◆ EXERCISE DETAILS ◆
Where a line in the listing below contains the word "fibre", copy that line.

◆ DATA FOR THE TASK ◆
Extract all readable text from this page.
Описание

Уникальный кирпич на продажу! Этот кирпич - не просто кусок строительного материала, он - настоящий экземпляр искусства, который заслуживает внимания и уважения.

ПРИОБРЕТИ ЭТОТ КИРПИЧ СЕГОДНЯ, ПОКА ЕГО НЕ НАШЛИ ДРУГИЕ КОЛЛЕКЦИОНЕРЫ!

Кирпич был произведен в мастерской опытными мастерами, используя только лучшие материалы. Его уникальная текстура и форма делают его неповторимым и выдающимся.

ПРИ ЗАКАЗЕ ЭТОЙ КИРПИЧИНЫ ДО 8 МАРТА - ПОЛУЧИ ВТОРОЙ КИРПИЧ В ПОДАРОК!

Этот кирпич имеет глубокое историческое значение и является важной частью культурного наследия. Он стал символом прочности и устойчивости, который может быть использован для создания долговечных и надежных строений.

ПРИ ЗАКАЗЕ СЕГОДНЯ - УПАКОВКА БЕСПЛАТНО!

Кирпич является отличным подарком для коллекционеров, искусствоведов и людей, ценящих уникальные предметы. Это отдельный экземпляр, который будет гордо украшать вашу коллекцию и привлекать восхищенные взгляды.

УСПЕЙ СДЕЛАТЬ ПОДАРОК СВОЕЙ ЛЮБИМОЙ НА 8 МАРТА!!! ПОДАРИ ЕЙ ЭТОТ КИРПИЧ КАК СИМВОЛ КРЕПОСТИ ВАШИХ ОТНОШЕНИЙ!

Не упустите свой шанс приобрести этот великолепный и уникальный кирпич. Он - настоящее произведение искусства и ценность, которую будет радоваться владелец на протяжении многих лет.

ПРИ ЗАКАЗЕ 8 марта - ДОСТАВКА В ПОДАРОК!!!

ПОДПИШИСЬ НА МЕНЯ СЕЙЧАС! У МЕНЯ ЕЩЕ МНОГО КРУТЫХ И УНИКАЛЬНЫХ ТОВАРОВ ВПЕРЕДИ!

==

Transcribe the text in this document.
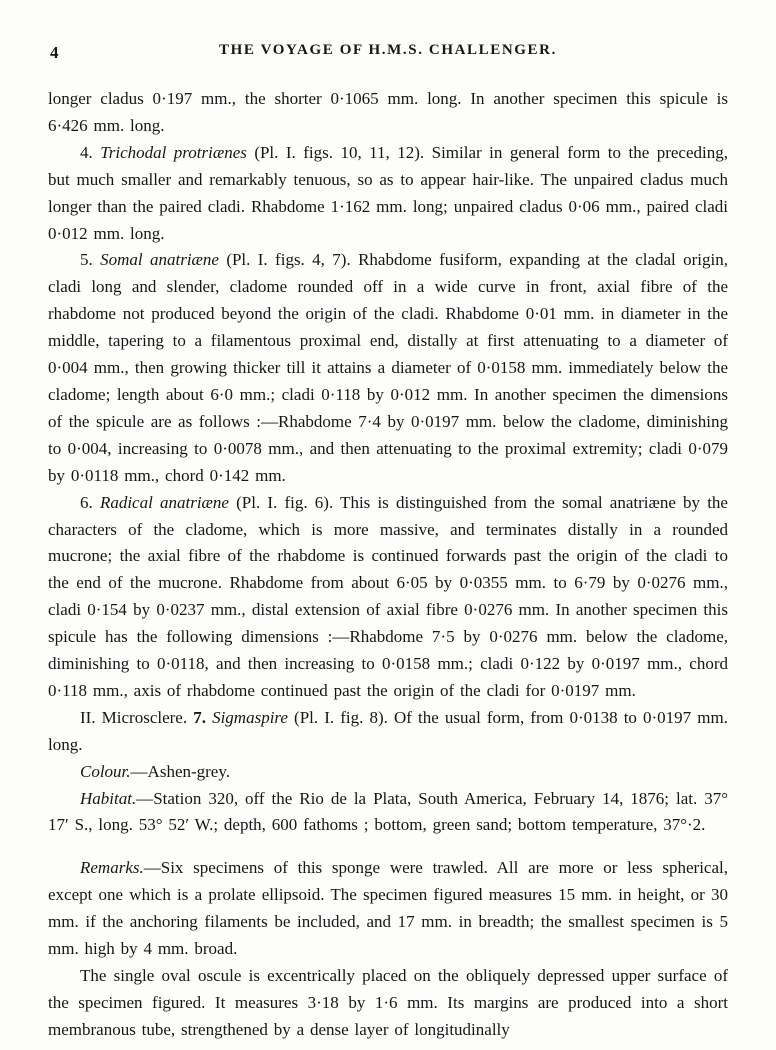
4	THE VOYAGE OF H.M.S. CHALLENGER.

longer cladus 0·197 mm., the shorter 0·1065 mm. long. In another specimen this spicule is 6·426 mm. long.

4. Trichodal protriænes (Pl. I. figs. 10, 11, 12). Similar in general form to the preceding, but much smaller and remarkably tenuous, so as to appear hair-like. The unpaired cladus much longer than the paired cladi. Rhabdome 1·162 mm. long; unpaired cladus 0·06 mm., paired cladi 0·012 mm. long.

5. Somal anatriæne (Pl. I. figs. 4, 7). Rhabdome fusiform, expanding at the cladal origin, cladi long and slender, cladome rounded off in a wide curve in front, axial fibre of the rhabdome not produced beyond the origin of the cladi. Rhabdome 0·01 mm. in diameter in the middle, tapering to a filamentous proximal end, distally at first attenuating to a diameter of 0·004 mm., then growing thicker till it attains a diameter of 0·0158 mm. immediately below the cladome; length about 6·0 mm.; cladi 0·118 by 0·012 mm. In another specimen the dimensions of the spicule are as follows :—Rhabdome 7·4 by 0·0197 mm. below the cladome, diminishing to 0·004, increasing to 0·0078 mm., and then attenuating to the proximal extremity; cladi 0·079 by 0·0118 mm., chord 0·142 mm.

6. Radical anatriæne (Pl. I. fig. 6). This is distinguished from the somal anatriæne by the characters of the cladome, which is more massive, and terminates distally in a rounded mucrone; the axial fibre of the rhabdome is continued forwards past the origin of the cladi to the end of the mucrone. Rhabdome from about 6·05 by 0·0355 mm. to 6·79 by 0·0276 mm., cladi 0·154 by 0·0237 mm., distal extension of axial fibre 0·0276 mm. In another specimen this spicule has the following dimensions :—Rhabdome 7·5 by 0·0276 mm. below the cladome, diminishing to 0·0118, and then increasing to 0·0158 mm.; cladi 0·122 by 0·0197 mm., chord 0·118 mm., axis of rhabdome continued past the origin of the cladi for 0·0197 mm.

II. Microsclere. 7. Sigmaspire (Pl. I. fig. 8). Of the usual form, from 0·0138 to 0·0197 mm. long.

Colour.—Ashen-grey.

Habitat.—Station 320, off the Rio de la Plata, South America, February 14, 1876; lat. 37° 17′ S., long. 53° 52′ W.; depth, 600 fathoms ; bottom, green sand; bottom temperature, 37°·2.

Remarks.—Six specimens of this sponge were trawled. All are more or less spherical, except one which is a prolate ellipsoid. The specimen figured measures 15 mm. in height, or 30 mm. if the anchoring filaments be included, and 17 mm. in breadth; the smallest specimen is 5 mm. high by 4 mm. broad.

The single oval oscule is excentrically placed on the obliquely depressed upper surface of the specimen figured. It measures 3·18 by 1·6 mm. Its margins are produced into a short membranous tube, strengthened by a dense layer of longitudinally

◆ EXERCISE ANSWER ◆
5. Somal anatriæne (Pl. I. figs. 4, 7). Rhabdome fusiform, expanding at the cladal origin, cladi long and slender, cladome rounded off in a wide curve in front, axial fibre of the rhabdome not produced beyond the origin of the cladi. Rhabdome 0·01 mm. in diameter in the middle, tapering to a filamentous proximal end, distally at first attenuating to a diameter of 0·004 mm., then growing thicker till it attains a diameter of 0·0158 mm. immediately below the cladome; length about 6·0 mm.; cladi 0·118 by 0·012 mm. In another specimen the dimensions of the spicule are as follows :—Rhabdome 7·4 by 0·0197 mm. below the cladome, diminishing to 0·004, increasing to 0·0078 mm., and then attenuating to the proximal extremity; cladi 0·079 by 0·0118 mm., chord 0·142 mm.
6. Radical anatriæne (Pl. I. fig. 6). This is distinguished from the somal anatriæne by the characters of the cladome, which is more massive, and terminates distally in a rounded mucrone; the axial fibre of the rhabdome is continued forwards past the origin of the cladi to the end of the mucrone. Rhabdome from about 6·05 by 0·0355 mm. to 6·79 by 0·0276 mm., cladi 0·154 by 0·0237 mm., distal extension of axial fibre 0·0276 mm. In another specimen this spicule has the following dimensions :—Rhabdome 7·5 by 0·0276 mm. below the cladome, diminishing to 0·0118, and then increasing to 0·0158 mm.; cladi 0·122 by 0·0197 mm., chord 0·118 mm., axis of rhabdome continued past the origin of the cladi for 0·0197 mm.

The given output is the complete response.